[Collected data entries]
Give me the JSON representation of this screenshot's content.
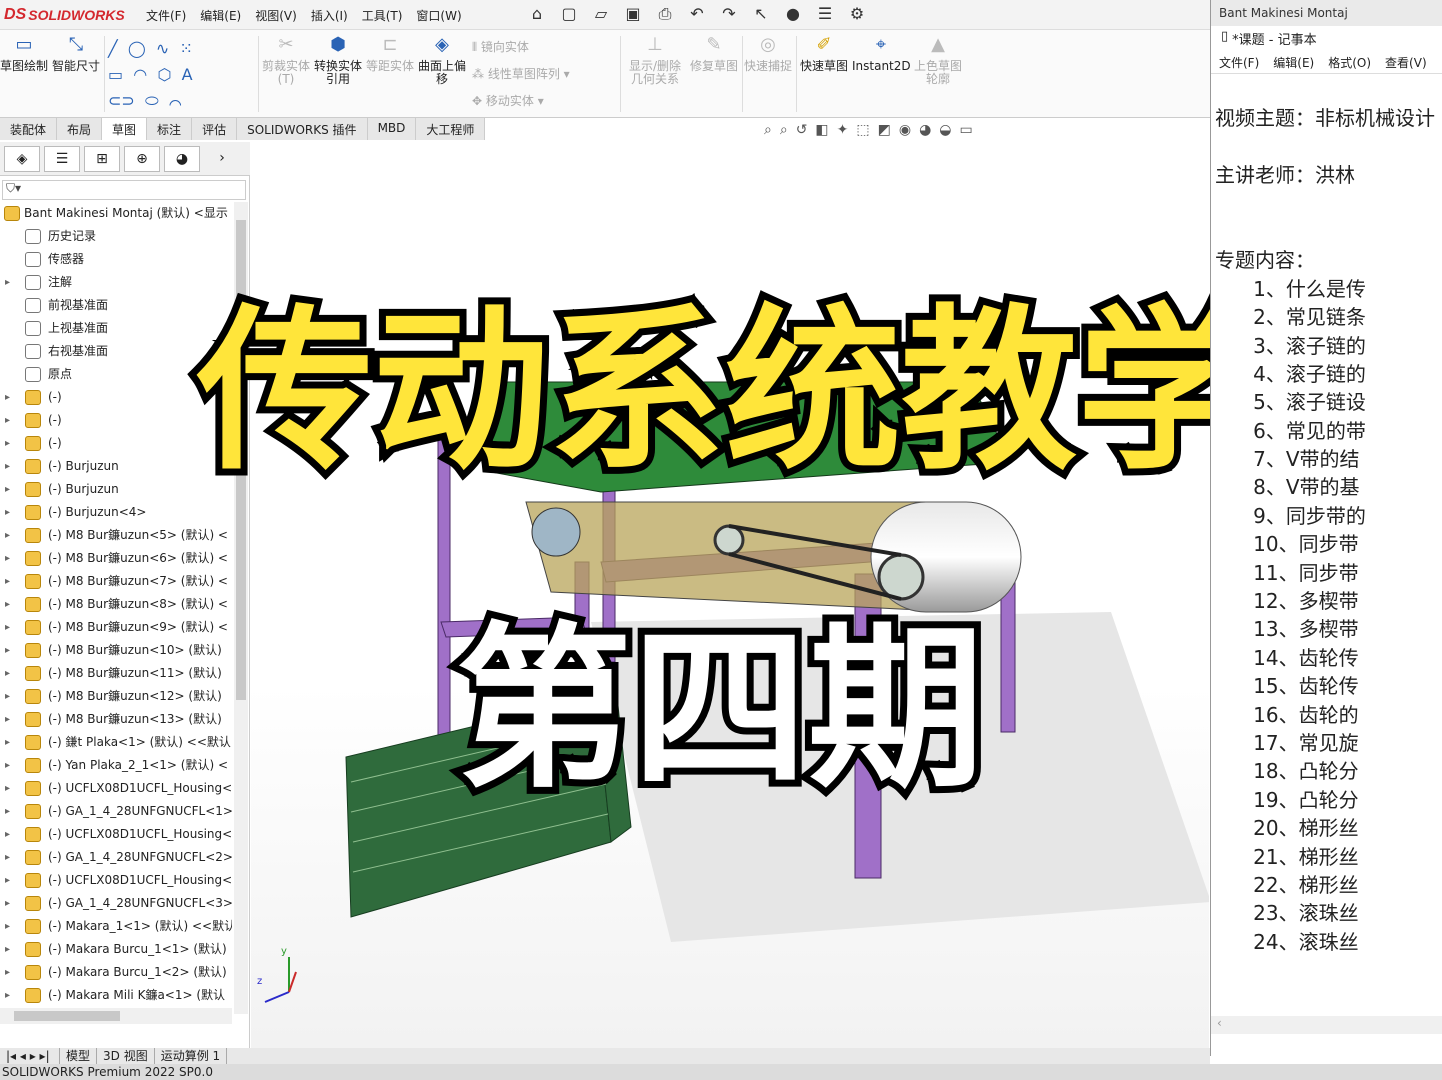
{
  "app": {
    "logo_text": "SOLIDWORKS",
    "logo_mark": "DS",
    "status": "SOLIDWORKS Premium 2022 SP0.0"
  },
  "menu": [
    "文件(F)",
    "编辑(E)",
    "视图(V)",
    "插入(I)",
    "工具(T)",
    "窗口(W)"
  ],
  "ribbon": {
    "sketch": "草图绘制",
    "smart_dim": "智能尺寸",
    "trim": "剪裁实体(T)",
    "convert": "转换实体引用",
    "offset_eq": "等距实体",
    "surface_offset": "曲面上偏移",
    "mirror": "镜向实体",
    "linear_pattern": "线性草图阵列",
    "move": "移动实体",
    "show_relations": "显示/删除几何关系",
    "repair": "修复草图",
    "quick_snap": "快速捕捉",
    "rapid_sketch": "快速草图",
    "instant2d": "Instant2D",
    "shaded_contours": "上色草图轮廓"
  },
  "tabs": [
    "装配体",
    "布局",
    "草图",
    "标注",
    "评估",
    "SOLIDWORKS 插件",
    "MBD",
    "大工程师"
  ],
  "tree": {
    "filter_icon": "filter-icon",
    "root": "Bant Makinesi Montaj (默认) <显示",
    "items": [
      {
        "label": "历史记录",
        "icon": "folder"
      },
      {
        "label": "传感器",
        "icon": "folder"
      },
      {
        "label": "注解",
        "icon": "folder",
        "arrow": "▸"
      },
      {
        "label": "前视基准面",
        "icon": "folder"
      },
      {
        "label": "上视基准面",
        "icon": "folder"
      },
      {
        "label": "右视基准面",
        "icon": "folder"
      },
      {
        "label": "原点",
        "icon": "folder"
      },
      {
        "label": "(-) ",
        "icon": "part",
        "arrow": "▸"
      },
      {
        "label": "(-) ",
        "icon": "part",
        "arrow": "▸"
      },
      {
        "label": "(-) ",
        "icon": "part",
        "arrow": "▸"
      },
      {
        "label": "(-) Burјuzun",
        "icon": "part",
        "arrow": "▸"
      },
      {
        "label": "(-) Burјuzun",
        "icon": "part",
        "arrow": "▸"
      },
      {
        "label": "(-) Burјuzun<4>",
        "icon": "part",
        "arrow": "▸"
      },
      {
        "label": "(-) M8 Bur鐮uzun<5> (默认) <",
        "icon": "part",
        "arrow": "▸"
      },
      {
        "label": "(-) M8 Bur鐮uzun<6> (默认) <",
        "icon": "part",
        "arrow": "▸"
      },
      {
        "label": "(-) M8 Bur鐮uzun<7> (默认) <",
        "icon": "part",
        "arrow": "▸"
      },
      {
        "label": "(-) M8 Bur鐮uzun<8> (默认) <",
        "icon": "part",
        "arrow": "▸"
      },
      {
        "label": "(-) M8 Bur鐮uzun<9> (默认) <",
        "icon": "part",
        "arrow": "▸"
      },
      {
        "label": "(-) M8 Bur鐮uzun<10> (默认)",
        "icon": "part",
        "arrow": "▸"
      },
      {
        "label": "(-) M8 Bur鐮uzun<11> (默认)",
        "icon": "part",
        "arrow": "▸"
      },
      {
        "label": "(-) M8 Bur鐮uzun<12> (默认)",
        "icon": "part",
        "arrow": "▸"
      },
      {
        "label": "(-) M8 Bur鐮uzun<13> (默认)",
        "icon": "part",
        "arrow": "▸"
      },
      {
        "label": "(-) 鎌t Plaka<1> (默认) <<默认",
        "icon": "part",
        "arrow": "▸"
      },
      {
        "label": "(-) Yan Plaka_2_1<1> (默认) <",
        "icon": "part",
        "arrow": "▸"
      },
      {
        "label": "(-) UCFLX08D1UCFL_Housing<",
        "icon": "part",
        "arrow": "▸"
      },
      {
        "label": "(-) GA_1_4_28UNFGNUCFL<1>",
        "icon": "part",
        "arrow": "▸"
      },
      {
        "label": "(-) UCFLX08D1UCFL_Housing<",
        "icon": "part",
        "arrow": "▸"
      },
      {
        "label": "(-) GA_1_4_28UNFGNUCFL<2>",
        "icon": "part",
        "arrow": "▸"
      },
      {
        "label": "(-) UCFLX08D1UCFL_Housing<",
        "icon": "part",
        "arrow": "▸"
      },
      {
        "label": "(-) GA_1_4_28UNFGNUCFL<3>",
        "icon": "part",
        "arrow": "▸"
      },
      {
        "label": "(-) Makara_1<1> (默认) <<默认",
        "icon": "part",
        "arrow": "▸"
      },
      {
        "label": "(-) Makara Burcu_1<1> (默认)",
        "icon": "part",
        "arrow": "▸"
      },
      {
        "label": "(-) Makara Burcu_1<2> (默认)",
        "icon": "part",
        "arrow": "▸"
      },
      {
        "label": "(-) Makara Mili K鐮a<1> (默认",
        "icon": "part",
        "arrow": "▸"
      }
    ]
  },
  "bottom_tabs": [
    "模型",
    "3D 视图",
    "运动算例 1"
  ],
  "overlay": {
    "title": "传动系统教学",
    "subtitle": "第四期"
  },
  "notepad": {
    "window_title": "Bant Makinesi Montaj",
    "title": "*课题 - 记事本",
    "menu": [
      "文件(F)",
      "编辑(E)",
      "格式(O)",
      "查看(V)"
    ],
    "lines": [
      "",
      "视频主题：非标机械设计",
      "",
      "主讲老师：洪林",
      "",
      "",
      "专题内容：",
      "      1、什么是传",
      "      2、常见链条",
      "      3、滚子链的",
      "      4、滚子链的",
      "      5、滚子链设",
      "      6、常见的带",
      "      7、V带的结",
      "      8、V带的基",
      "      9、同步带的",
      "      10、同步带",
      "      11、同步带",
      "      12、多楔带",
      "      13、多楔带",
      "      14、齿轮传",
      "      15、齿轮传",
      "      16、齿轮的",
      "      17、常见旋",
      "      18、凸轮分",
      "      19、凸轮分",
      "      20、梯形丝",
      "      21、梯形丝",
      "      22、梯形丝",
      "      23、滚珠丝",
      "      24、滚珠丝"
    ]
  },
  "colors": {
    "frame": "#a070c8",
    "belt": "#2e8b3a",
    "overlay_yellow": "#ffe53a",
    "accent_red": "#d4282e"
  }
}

#### [Task description]
Transcribe the records verbatim and omit the images.

#### [Final answer]
Give me the JSON representation of this screenshot's content.
{
  "app": {
    "logo_text": "SOLIDWORKS",
    "logo_mark": "DS",
    "status": "SOLIDWORKS Premium 2022 SP0.0"
  },
  "menu": [
    "文件(F)",
    "编辑(E)",
    "视图(V)",
    "插入(I)",
    "工具(T)",
    "窗口(W)"
  ],
  "ribbon": {
    "sketch": "草图绘制",
    "smart_dim": "智能尺寸",
    "trim": "剪裁实体(T)",
    "convert": "转换实体引用",
    "offset_eq": "等距实体",
    "surface_offset": "曲面上偏移",
    "mirror": "镜向实体",
    "linear_pattern": "线性草图阵列",
    "move": "移动实体",
    "show_relations": "显示/删除几何关系",
    "repair": "修复草图",
    "quick_snap": "快速捕捉",
    "rapid_sketch": "快速草图",
    "instant2d": "Instant2D",
    "shaded_contours": "上色草图轮廓"
  },
  "tabs": [
    "装配体",
    "布局",
    "草图",
    "标注",
    "评估",
    "SOLIDWORKS 插件",
    "MBD",
    "大工程师"
  ],
  "tree": {
    "filter_icon": "filter-icon",
    "root": "Bant Makinesi Montaj (默认) <显示",
    "items": [
      {
        "label": "历史记录",
        "icon": "folder"
      },
      {
        "label": "传感器",
        "icon": "folder"
      },
      {
        "label": "注解",
        "icon": "folder",
        "arrow": "▸"
      },
      {
        "label": "前视基准面",
        "icon": "folder"
      },
      {
        "label": "上视基准面",
        "icon": "folder"
      },
      {
        "label": "右视基准面",
        "icon": "folder"
      },
      {
        "label": "原点",
        "icon": "folder"
      },
      {
        "label": "(-) ",
        "icon": "part",
        "arrow": "▸"
      },
      {
        "label": "(-) ",
        "icon": "part",
        "arrow": "▸"
      },
      {
        "label": "(-) ",
        "icon": "part",
        "arrow": "▸"
      },
      {
        "label": "(-) Burјuzun",
        "icon": "part",
        "arrow": "▸"
      },
      {
        "label": "(-) Burјuzun",
        "icon": "part",
        "arrow": "▸"
      },
      {
        "label": "(-) Burјuzun<4>",
        "icon": "part",
        "arrow": "▸"
      },
      {
        "label": "(-) M8 Bur鐮uzun<5> (默认) <",
        "icon": "part",
        "arrow": "▸"
      },
      {
        "label": "(-) M8 Bur鐮uzun<6> (默认) <",
        "icon": "part",
        "arrow": "▸"
      },
      {
        "label": "(-) M8 Bur鐮uzun<7> (默认) <",
        "icon": "part",
        "arrow": "▸"
      },
      {
        "label": "(-) M8 Bur鐮uzun<8> (默认) <",
        "icon": "part",
        "arrow": "▸"
      },
      {
        "label": "(-) M8 Bur鐮uzun<9> (默认) <",
        "icon": "part",
        "arrow": "▸"
      },
      {
        "label": "(-) M8 Bur鐮uzun<10> (默认)",
        "icon": "part",
        "arrow": "▸"
      },
      {
        "label": "(-) M8 Bur鐮uzun<11> (默认)",
        "icon": "part",
        "arrow": "▸"
      },
      {
        "label": "(-) M8 Bur鐮uzun<12> (默认)",
        "icon": "part",
        "arrow": "▸"
      },
      {
        "label": "(-) M8 Bur鐮uzun<13> (默认)",
        "icon": "part",
        "arrow": "▸"
      },
      {
        "label": "(-) 鎌t Plaka<1> (默认) <<默认",
        "icon": "part",
        "arrow": "▸"
      },
      {
        "label": "(-) Yan Plaka_2_1<1> (默认) <",
        "icon": "part",
        "arrow": "▸"
      },
      {
        "label": "(-) UCFLX08D1UCFL_Housing<",
        "icon": "part",
        "arrow": "▸"
      },
      {
        "label": "(-) GA_1_4_28UNFGNUCFL<1>",
        "icon": "part",
        "arrow": "▸"
      },
      {
        "label": "(-) UCFLX08D1UCFL_Housing<",
        "icon": "part",
        "arrow": "▸"
      },
      {
        "label": "(-) GA_1_4_28UNFGNUCFL<2>",
        "icon": "part",
        "arrow": "▸"
      },
      {
        "label": "(-) UCFLX08D1UCFL_Housing<",
        "icon": "part",
        "arrow": "▸"
      },
      {
        "label": "(-) GA_1_4_28UNFGNUCFL<3>",
        "icon": "part",
        "arrow": "▸"
      },
      {
        "label": "(-) Makara_1<1> (默认) <<默认",
        "icon": "part",
        "arrow": "▸"
      },
      {
        "label": "(-) Makara Burcu_1<1> (默认)",
        "icon": "part",
        "arrow": "▸"
      },
      {
        "label": "(-) Makara Burcu_1<2> (默认)",
        "icon": "part",
        "arrow": "▸"
      },
      {
        "label": "(-) Makara Mili K鐮a<1> (默认",
        "icon": "part",
        "arrow": "▸"
      }
    ]
  },
  "bottom_tabs": [
    "模型",
    "3D 视图",
    "运动算例 1"
  ],
  "overlay": {
    "title": "传动系统教学",
    "subtitle": "第四期"
  },
  "notepad": {
    "window_title": "Bant Makinesi Montaj",
    "title": "*课题 - 记事本",
    "menu": [
      "文件(F)",
      "编辑(E)",
      "格式(O)",
      "查看(V)"
    ],
    "lines": [
      "",
      "视频主题：非标机械设计",
      "",
      "主讲老师：洪林",
      "",
      "",
      "专题内容：",
      "      1、什么是传",
      "      2、常见链条",
      "      3、滚子链的",
      "      4、滚子链的",
      "      5、滚子链设",
      "      6、常见的带",
      "      7、V带的结",
      "      8、V带的基",
      "      9、同步带的",
      "      10、同步带",
      "      11、同步带",
      "      12、多楔带",
      "      13、多楔带",
      "      14、齿轮传",
      "      15、齿轮传",
      "      16、齿轮的",
      "      17、常见旋",
      "      18、凸轮分",
      "      19、凸轮分",
      "      20、梯形丝",
      "      21、梯形丝",
      "      22、梯形丝",
      "      23、滚珠丝",
      "      24、滚珠丝"
    ]
  },
  "colors": {
    "frame": "#a070c8",
    "belt": "#2e8b3a",
    "overlay_yellow": "#ffe53a",
    "accent_red": "#d4282e"
  }
}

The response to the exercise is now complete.